>> Begin Given records

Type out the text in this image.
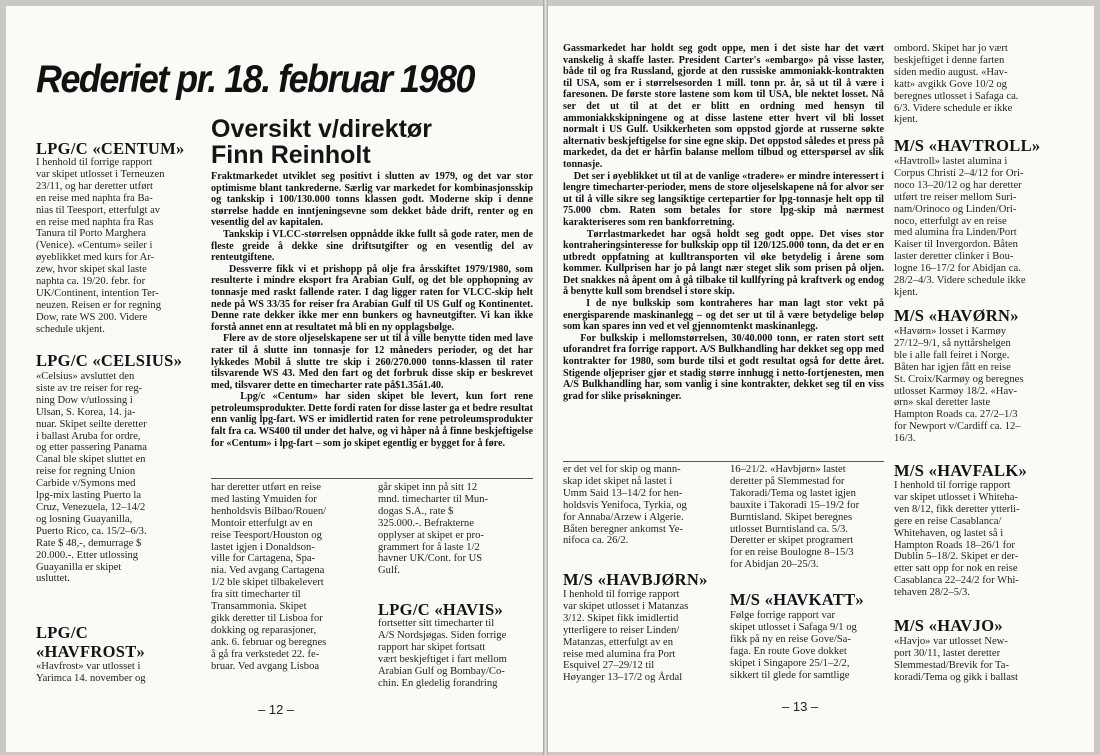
Rederiet pr. 18. februar 1980
Oversikt v/direktør
Finn Reinholt
LPG/C «CENTUM»
I henhold til forrige rapport
var skipet utlosset i Terneuzen
23/11, og har deretter utført
en reise med naphta fra Ba-
nias til Teesport, etterfulgt av
en reise med naphta fra Ras
Tanura til Porto Marghera
(Venice). «Centum» seiler i
øyeblikket med kurs for Ar-
zew, hvor skipet skal laste
naphta ca. 19/20. febr. for
UK/Continent, intention Ter-
neuzen. Reisen er for regning
Dow, rate WS 200. Videre
schedule ukjent.
LPG/C «CELSIUS»
«Celsius» avsluttet den
siste av tre reiser for reg-
ning Dow v/utlossing i
Ulsan, S. Korea, 14. ja-
nuar. Skipet seilte deretter
i ballast Aruba for ordre,
og etter passering Panama
Canal ble skipet sluttet en
reise for regning Union
Carbide v/Symons med
lpg-mix lasting Puerto la
Cruz, Venezuela, 12–14/2
og losning Guayanilla,
Puerto Rico, ca. 15/2–6/3.
Rate $ 48,-, demurrage $
20.000.-. Etter utlossing
Guayanilla er skipet
usluttet.
LPG/C
«HAVFROST»
«Havfrost» var utlosset i
Yarimca 14. november og
Fraktmarkedet utviklet seg positivt i slutten av 1979, og det var stor optimisme blant tankrederne. Særlig var markedet for kombinasjonsskip og tankskip i 100/130.000 tonns klassen godt. Moderne skip i denne størrelse hadde en inntjeningsevne som dekket både drift, renter og en vesentlig del av kapitalen.
Tankskip i VLCC-størrelsen oppnådde ikke fullt så gode rater, men de fleste greide å dekke sine driftsutgifter og en vesentlig del av renteutgiftene.
Dessverre fikk vi et prishopp på olje fra årsskiftet 1979/1980, som resulterte i mindre eksport fra Arabian Gulf, og det ble opphopning av tonnasje med raskt fallende rater. I dag ligger raten for VLCC-skip helt nede på WS 33/35 for reiser fra Arabian Gulf til US Gulf og Kontinentet. Denne rate dekker ikke mer enn bunkers og havneutgifter. Vi kan ikke forstå annet enn at resultatet må bli en ny opplagsbølge.
Flere av de store oljeselskapene ser ut til å ville benytte tiden med lave rater til å slutte inn tonnasje for 12 måneders perioder, og det har lykkedes Mobil å slutte tre skip i 260/270.000 tonns-klassen til rater tilsvarende WS 43. Med den fart og det forbruk disse skip er beskrevet med, tilsvarer dette en timecharter rate på$1.35á1.40.
Lpg/c «Centum» har siden skipet ble levert, kun fort rene petroleumsprodukter. Dette fordi raten for disse laster ga et bedre resultat enn vanlig lpg-fart. WS er imidlertid raten for rene petroleumsprodukter falt fra ca. WS400 til under det halve, og vi håper nå å finne beskjeftigelse for «Centum» i lpg-fart – som jo skipet egentlig er bygget for å føre.
har deretter utført en reise
med lasting Ymuiden for
henholdsvis Bilbao/Rouen/
Montoir etterfulgt av en
reise Teesport/Houston og
lastet igjen i Donaldson-
ville for Cartagena, Spa-
nia. Ved avgang Cartagena
1/2 ble skipet tilbakelevert
fra sitt timecharter til
Transammonia. Skipet
gikk deretter til Lisboa for
dokking og reparasjoner,
ank. 6. februar og beregnes
å gå fra verkstedet 22. fe-
bruar. Ved avgang Lisboa
går skipet inn på sitt 12
mnd. timecharter til Mun-
dogas S.A., rate $
325.000.-. Befrakterne
opplyser at skipet er pro-
grammert for å laste 1/2
havner UK/Cont. for US
Gulf.
LPG/C «HAVIS»
fortsetter sitt timecharter til
A/S Nordsjøgas. Siden forrige
rapport har skipet fortsatt
vært beskjeftiget i fart mellom
Arabian Gulf og Bombay/Co-
chin. En gledelig forandring
– 12 –
Gassmarkedet har holdt seg godt oppe, men i det siste har det vært vanskelig å skaffe laster. President Carter's «embargo» på visse laster, både til og fra Russland, gjorde at den russiske ammoniakk-kontrakten til USA, som er i størrelsesorden 1 mill. tonn pr. år, så ut til å være i faresonen. De første store lastene som kom til USA, ble nektet losset. Nå ser det ut til at det er blitt en ordning med hensyn til ammoniakkskipningene og at disse lastene etter hvert vil bli losset normalt i US Gulf. Usikkerheten som oppstod gjorde at russerne søkte alternativ beskjeftigelse for sine egne skip. Det oppstod således et press på markedet, da det er hårfin balanse mellom tilbud og etterspørsel av slik tonnasje.
Det ser i øyeblikket ut til at de vanlige «tradere» er mindre interessert i lengre timecharter-perioder, mens de store oljeselskapene nå for alvor ser ut til å ville sikre seg langsiktige certepartier for lpg-tonnasje helt opp til 75.000 cbm. Raten som betales for store lpg-skip må nærmest karakteriseres som ren bankforretning.
Tørrlastmarkedet har også holdt seg godt oppe. Det vises stor kontraheringsinteresse for bulkskip opp til 120/125.000 tonn, da det er en utbredt oppfatning at kulltransporten vil øke betydelig i årene som kommer. Kullprisen har jo på langt nær steget slik som prisen på oljen. Det snakkes nå åpent om å gå tilbake til kullfyring på kraftverk og endog å benytte kull som brendsel i store skip.
I de nye bulkskip som kontraheres har man lagt stor vekt på energisparende maskinanlegg – og det ser ut til å være betydelige beløp som kan spares inn ved et vel gjennomtenkt maskinanlegg.
For bulkskip i mellomstørrelsen, 30/40.000 tonn, er raten stort sett uforandret fra forrige rapport. A/S Bulkhandling har dekket seg opp med kontrakter for 1980, som burde tilsi et godt resultat også for dette året. Stigende oljepriser gjør et stadig større innhugg i netto-fortjenesten, men A/S Bulkhandling har, som vanlig i sine kontrakter, dekket seg til en viss grad for slike prisøkninger.
er det vel for skip og mann-
skap idet skipet nå lastet i
Umm Said 13–14/2 for hen-
holdsvis Yenifoca, Tyrkia, og
for Annaba/Arzew i Algerie.
Båten beregner ankomst Ye-
nifoca ca. 26/2.
M/S «HAVBJØRN»
I henhold til forrige rapport
var skipet utlosset i Matanzas
3/12. Skipet fikk imidlertid
ytterligere to reiser Linden/
Matanzas, etterfulgt av en
reise med alumina fra Port
Esquivel 27–29/12 til
Høyanger 13–17/2 og Årdal
16–21/2. «Havbjørn» lastet
deretter på Slemmestad for
Takoradi/Tema og lastet igjen
bauxite i Takoradi 15–19/2 for
Burntisland. Skipet beregnes
utlosset Burntisland ca. 5/3.
Deretter er skipet programert
for en reise Boulogne 8–15/3
for Abidjan 20–25/3.
M/S «HAVKATT»
Følge forrige rapport var
skipet utlosset i Safaga 9/1 og
fikk på ny en reise Gove/Sa-
faga. En route Gove dokket
skipet i Singapore 25/1–2/2,
sikkert til glede for samtlige
ombord. Skipet har jo vært
beskjeftiget i denne farten
siden medio august. «Hav-
katt» avgikk Gove 10/2 og
beregnes utlosset i Safaga ca.
6/3. Videre schedule er ikke
kjent.
M/S «HAVTROLL»
«Havtroll» lastet alumina i
Corpus Christi 2–4/12 for Ori-
noco 13–20/12 og har deretter
utført tre reiser mellom Suri-
nam/Orinoco og Linden/Ori-
noco, etterfulgt av en reise
med alumina fra Linden/Port
Kaiser til Invergordon. Båten
laster deretter clinker i Bou-
logne 16–17/2 for Abidjan ca.
28/2–4/3. Videre schedule ikke
kjent.
M/S «HAVØRN»
«Havørn» losset i Karmøy
27/12–9/1, så nyttårshelgen
ble i alle fall feiret i Norge.
Båten har igjen fått en reise
St. Croix/Karmøy og beregnes
utlosset Karmøy 18/2. «Hav-
ørn» skal deretter laste
Hampton Roads ca. 27/2–1/3
for Newport v/Cardiff ca. 12–
16/3.
M/S «HAVFALK»
I henhold til forrige rapport
var skipet utlosset i Whiteha-
ven 8/12, fikk deretter ytterli-
gere en reise Casablanca/
Whitehaven, og lastet så i
Hampton Roads 18–26/1 for
Dublin 5–18/2. Skipet er der-
etter satt opp for nok en reise
Casablanca 22–24/2 for Whi-
tehaven 28/2–5/3.
M/S «HAVJO»
«Havjo» var utlosset New-
port 30/11, lastet deretter
Slemmestad/Brevik for Ta-
koradi/Tema og gikk i ballast
– 13 –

>> End Given records

» **Task description**:
Identify the lines above with the word "sitt". Copy them.

» **Task solution**:
fra sitt timecharter til
går skipet inn på sitt 12
fortsetter sitt timecharter til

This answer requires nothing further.